* Aim of the task
All entries must be repeated exactly; do not include the pictures.

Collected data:
-*-*-

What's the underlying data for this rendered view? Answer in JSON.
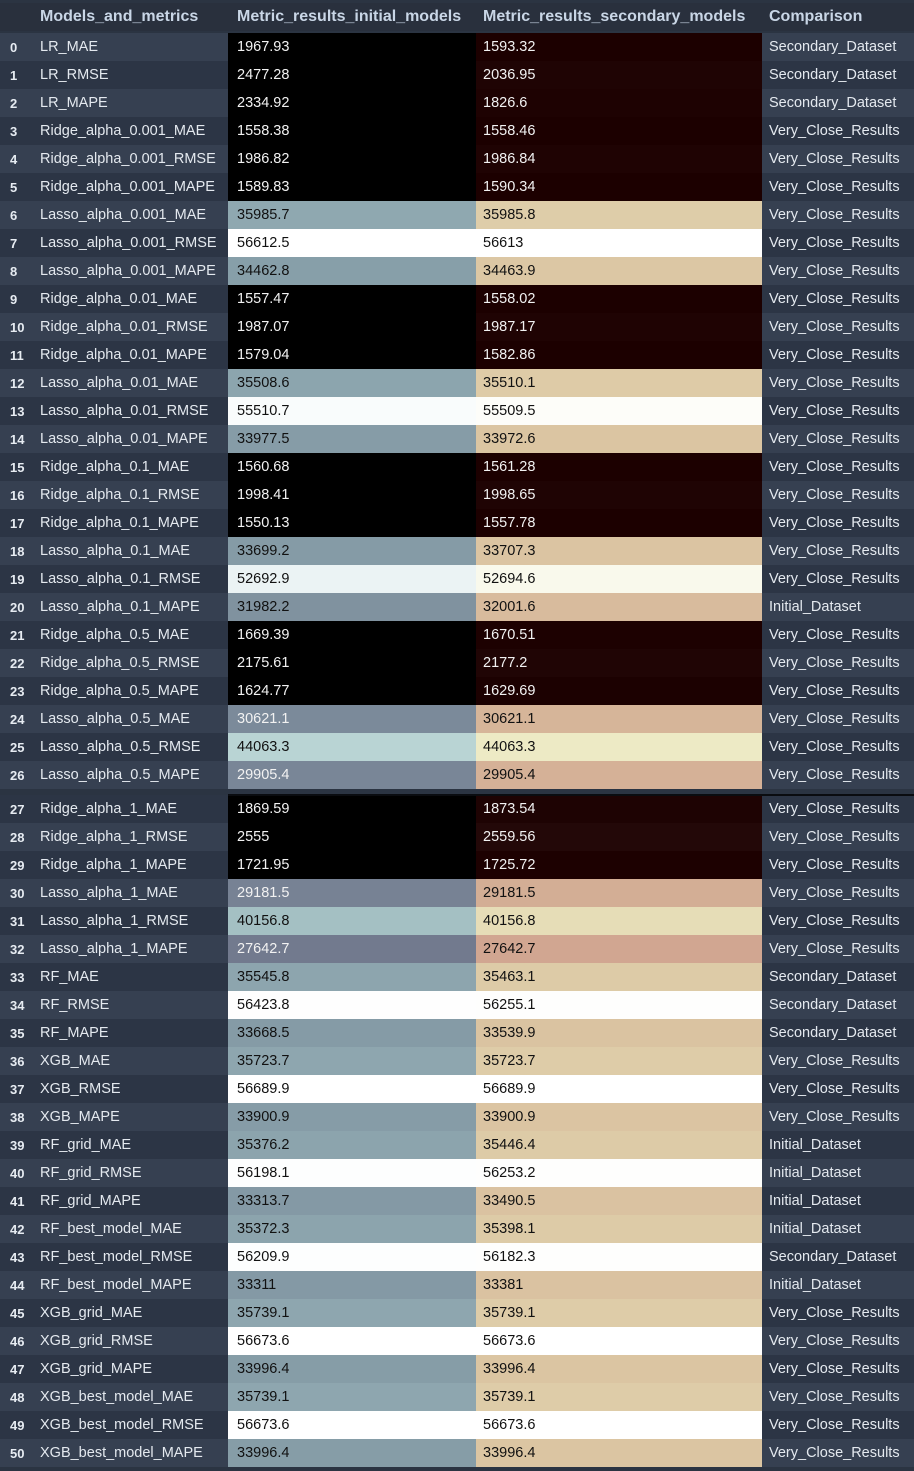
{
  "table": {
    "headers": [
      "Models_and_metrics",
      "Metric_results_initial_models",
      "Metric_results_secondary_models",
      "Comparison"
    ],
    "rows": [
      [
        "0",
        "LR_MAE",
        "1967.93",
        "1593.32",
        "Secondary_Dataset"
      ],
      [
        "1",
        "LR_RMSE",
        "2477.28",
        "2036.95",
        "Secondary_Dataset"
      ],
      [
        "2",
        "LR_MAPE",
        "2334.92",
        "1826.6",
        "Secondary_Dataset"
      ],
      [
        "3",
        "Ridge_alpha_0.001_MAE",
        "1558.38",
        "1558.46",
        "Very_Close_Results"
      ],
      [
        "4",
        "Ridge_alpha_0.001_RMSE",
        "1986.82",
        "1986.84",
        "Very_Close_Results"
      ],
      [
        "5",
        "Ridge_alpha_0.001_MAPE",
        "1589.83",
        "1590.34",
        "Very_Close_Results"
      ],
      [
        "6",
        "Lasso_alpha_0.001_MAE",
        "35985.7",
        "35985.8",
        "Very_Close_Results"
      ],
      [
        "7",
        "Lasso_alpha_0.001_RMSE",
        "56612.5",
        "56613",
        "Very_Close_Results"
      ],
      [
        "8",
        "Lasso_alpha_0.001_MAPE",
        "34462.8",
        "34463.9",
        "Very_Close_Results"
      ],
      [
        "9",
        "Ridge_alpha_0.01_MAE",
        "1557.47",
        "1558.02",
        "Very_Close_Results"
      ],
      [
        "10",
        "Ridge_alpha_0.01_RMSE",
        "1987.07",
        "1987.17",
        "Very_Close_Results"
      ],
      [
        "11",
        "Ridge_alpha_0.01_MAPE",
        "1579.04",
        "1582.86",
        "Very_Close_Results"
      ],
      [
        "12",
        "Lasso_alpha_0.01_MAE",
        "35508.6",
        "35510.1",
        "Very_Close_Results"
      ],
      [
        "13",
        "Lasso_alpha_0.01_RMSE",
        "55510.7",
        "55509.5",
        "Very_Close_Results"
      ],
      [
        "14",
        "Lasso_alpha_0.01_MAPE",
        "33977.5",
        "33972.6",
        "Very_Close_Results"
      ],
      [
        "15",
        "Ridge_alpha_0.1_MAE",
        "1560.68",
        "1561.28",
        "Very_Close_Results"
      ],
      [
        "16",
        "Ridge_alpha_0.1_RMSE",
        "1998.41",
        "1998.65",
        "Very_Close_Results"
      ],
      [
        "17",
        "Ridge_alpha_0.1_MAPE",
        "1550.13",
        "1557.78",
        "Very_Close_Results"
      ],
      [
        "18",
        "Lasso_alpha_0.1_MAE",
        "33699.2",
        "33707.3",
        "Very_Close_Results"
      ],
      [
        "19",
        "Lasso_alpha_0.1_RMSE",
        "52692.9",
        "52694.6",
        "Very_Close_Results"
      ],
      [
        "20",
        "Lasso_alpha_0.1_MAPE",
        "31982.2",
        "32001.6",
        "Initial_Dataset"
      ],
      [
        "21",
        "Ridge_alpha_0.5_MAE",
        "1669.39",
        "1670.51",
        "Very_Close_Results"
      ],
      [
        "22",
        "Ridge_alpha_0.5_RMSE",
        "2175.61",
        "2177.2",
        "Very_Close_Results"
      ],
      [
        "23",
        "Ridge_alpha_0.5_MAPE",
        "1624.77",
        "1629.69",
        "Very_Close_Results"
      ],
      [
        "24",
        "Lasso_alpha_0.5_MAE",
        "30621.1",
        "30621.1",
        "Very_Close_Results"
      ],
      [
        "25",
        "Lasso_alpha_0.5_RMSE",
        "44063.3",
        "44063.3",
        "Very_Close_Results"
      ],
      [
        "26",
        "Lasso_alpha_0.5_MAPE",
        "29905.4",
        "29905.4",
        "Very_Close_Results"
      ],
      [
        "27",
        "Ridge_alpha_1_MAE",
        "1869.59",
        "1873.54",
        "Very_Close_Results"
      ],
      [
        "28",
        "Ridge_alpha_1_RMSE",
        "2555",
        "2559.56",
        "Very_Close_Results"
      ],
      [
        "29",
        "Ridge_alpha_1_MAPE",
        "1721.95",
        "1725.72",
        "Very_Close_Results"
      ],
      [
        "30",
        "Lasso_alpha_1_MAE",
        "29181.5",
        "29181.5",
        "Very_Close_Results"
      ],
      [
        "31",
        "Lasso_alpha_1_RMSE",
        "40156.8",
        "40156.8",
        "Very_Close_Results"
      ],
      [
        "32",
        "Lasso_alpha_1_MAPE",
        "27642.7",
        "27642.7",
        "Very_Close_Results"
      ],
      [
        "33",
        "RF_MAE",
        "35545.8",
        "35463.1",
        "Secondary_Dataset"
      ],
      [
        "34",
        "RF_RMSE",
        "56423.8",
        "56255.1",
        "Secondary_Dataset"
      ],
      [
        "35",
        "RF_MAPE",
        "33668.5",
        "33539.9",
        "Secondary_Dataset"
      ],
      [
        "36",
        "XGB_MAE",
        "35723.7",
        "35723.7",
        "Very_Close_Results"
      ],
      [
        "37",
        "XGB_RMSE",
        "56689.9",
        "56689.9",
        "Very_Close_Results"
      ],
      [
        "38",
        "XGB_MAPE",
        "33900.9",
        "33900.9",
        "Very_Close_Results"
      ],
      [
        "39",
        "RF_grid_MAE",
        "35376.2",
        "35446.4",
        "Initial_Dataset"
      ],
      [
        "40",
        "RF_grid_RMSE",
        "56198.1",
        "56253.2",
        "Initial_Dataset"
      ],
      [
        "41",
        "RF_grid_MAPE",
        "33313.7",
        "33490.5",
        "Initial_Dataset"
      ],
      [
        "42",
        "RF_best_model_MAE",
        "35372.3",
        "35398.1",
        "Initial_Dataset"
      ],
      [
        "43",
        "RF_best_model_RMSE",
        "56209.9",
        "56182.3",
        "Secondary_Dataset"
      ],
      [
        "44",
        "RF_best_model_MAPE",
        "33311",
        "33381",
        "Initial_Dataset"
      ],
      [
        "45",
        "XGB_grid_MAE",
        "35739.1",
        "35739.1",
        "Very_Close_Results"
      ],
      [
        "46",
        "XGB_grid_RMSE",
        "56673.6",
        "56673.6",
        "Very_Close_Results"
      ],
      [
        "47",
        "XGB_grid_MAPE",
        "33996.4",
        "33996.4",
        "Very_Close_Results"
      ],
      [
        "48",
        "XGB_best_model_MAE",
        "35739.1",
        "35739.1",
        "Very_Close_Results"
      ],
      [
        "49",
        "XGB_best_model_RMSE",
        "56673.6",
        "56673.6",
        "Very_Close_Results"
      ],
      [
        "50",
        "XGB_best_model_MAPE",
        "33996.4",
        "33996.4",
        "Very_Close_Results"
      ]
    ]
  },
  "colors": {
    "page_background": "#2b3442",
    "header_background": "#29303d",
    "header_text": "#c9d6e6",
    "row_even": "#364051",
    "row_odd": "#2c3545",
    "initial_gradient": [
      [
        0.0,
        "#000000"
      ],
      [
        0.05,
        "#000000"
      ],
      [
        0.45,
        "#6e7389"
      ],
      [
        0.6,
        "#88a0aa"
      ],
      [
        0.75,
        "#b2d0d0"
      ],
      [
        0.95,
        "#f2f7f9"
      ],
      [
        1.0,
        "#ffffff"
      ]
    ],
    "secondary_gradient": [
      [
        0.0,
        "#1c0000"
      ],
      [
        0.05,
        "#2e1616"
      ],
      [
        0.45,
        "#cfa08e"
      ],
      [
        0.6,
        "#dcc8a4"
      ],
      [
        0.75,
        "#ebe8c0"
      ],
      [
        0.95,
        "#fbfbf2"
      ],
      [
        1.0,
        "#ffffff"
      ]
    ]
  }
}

-*-*-

* Task output
What's the underlying data for this rendered view? Answer in JSON.
{
  "table": {
    "headers": [
      "Models_and_metrics",
      "Metric_results_initial_models",
      "Metric_results_secondary_models",
      "Comparison"
    ],
    "rows": [
      [
        "0",
        "LR_MAE",
        "1967.93",
        "1593.32",
        "Secondary_Dataset"
      ],
      [
        "1",
        "LR_RMSE",
        "2477.28",
        "2036.95",
        "Secondary_Dataset"
      ],
      [
        "2",
        "LR_MAPE",
        "2334.92",
        "1826.6",
        "Secondary_Dataset"
      ],
      [
        "3",
        "Ridge_alpha_0.001_MAE",
        "1558.38",
        "1558.46",
        "Very_Close_Results"
      ],
      [
        "4",
        "Ridge_alpha_0.001_RMSE",
        "1986.82",
        "1986.84",
        "Very_Close_Results"
      ],
      [
        "5",
        "Ridge_alpha_0.001_MAPE",
        "1589.83",
        "1590.34",
        "Very_Close_Results"
      ],
      [
        "6",
        "Lasso_alpha_0.001_MAE",
        "35985.7",
        "35985.8",
        "Very_Close_Results"
      ],
      [
        "7",
        "Lasso_alpha_0.001_RMSE",
        "56612.5",
        "56613",
        "Very_Close_Results"
      ],
      [
        "8",
        "Lasso_alpha_0.001_MAPE",
        "34462.8",
        "34463.9",
        "Very_Close_Results"
      ],
      [
        "9",
        "Ridge_alpha_0.01_MAE",
        "1557.47",
        "1558.02",
        "Very_Close_Results"
      ],
      [
        "10",
        "Ridge_alpha_0.01_RMSE",
        "1987.07",
        "1987.17",
        "Very_Close_Results"
      ],
      [
        "11",
        "Ridge_alpha_0.01_MAPE",
        "1579.04",
        "1582.86",
        "Very_Close_Results"
      ],
      [
        "12",
        "Lasso_alpha_0.01_MAE",
        "35508.6",
        "35510.1",
        "Very_Close_Results"
      ],
      [
        "13",
        "Lasso_alpha_0.01_RMSE",
        "55510.7",
        "55509.5",
        "Very_Close_Results"
      ],
      [
        "14",
        "Lasso_alpha_0.01_MAPE",
        "33977.5",
        "33972.6",
        "Very_Close_Results"
      ],
      [
        "15",
        "Ridge_alpha_0.1_MAE",
        "1560.68",
        "1561.28",
        "Very_Close_Results"
      ],
      [
        "16",
        "Ridge_alpha_0.1_RMSE",
        "1998.41",
        "1998.65",
        "Very_Close_Results"
      ],
      [
        "17",
        "Ridge_alpha_0.1_MAPE",
        "1550.13",
        "1557.78",
        "Very_Close_Results"
      ],
      [
        "18",
        "Lasso_alpha_0.1_MAE",
        "33699.2",
        "33707.3",
        "Very_Close_Results"
      ],
      [
        "19",
        "Lasso_alpha_0.1_RMSE",
        "52692.9",
        "52694.6",
        "Very_Close_Results"
      ],
      [
        "20",
        "Lasso_alpha_0.1_MAPE",
        "31982.2",
        "32001.6",
        "Initial_Dataset"
      ],
      [
        "21",
        "Ridge_alpha_0.5_MAE",
        "1669.39",
        "1670.51",
        "Very_Close_Results"
      ],
      [
        "22",
        "Ridge_alpha_0.5_RMSE",
        "2175.61",
        "2177.2",
        "Very_Close_Results"
      ],
      [
        "23",
        "Ridge_alpha_0.5_MAPE",
        "1624.77",
        "1629.69",
        "Very_Close_Results"
      ],
      [
        "24",
        "Lasso_alpha_0.5_MAE",
        "30621.1",
        "30621.1",
        "Very_Close_Results"
      ],
      [
        "25",
        "Lasso_alpha_0.5_RMSE",
        "44063.3",
        "44063.3",
        "Very_Close_Results"
      ],
      [
        "26",
        "Lasso_alpha_0.5_MAPE",
        "29905.4",
        "29905.4",
        "Very_Close_Results"
      ],
      [
        "27",
        "Ridge_alpha_1_MAE",
        "1869.59",
        "1873.54",
        "Very_Close_Results"
      ],
      [
        "28",
        "Ridge_alpha_1_RMSE",
        "2555",
        "2559.56",
        "Very_Close_Results"
      ],
      [
        "29",
        "Ridge_alpha_1_MAPE",
        "1721.95",
        "1725.72",
        "Very_Close_Results"
      ],
      [
        "30",
        "Lasso_alpha_1_MAE",
        "29181.5",
        "29181.5",
        "Very_Close_Results"
      ],
      [
        "31",
        "Lasso_alpha_1_RMSE",
        "40156.8",
        "40156.8",
        "Very_Close_Results"
      ],
      [
        "32",
        "Lasso_alpha_1_MAPE",
        "27642.7",
        "27642.7",
        "Very_Close_Results"
      ],
      [
        "33",
        "RF_MAE",
        "35545.8",
        "35463.1",
        "Secondary_Dataset"
      ],
      [
        "34",
        "RF_RMSE",
        "56423.8",
        "56255.1",
        "Secondary_Dataset"
      ],
      [
        "35",
        "RF_MAPE",
        "33668.5",
        "33539.9",
        "Secondary_Dataset"
      ],
      [
        "36",
        "XGB_MAE",
        "35723.7",
        "35723.7",
        "Very_Close_Results"
      ],
      [
        "37",
        "XGB_RMSE",
        "56689.9",
        "56689.9",
        "Very_Close_Results"
      ],
      [
        "38",
        "XGB_MAPE",
        "33900.9",
        "33900.9",
        "Very_Close_Results"
      ],
      [
        "39",
        "RF_grid_MAE",
        "35376.2",
        "35446.4",
        "Initial_Dataset"
      ],
      [
        "40",
        "RF_grid_RMSE",
        "56198.1",
        "56253.2",
        "Initial_Dataset"
      ],
      [
        "41",
        "RF_grid_MAPE",
        "33313.7",
        "33490.5",
        "Initial_Dataset"
      ],
      [
        "42",
        "RF_best_model_MAE",
        "35372.3",
        "35398.1",
        "Initial_Dataset"
      ],
      [
        "43",
        "RF_best_model_RMSE",
        "56209.9",
        "56182.3",
        "Secondary_Dataset"
      ],
      [
        "44",
        "RF_best_model_MAPE",
        "33311",
        "33381",
        "Initial_Dataset"
      ],
      [
        "45",
        "XGB_grid_MAE",
        "35739.1",
        "35739.1",
        "Very_Close_Results"
      ],
      [
        "46",
        "XGB_grid_RMSE",
        "56673.6",
        "56673.6",
        "Very_Close_Results"
      ],
      [
        "47",
        "XGB_grid_MAPE",
        "33996.4",
        "33996.4",
        "Very_Close_Results"
      ],
      [
        "48",
        "XGB_best_model_MAE",
        "35739.1",
        "35739.1",
        "Very_Close_Results"
      ],
      [
        "49",
        "XGB_best_model_RMSE",
        "56673.6",
        "56673.6",
        "Very_Close_Results"
      ],
      [
        "50",
        "XGB_best_model_MAPE",
        "33996.4",
        "33996.4",
        "Very_Close_Results"
      ]
    ]
  },
  "colors": {
    "page_background": "#2b3442",
    "header_background": "#29303d",
    "header_text": "#c9d6e6",
    "row_even": "#364051",
    "row_odd": "#2c3545",
    "initial_gradient": [
      [
        0.0,
        "#000000"
      ],
      [
        0.05,
        "#000000"
      ],
      [
        0.45,
        "#6e7389"
      ],
      [
        0.6,
        "#88a0aa"
      ],
      [
        0.75,
        "#b2d0d0"
      ],
      [
        0.95,
        "#f2f7f9"
      ],
      [
        1.0,
        "#ffffff"
      ]
    ],
    "secondary_gradient": [
      [
        0.0,
        "#1c0000"
      ],
      [
        0.05,
        "#2e1616"
      ],
      [
        0.45,
        "#cfa08e"
      ],
      [
        0.6,
        "#dcc8a4"
      ],
      [
        0.75,
        "#ebe8c0"
      ],
      [
        0.95,
        "#fbfbf2"
      ],
      [
        1.0,
        "#ffffff"
      ]
    ]
  }
}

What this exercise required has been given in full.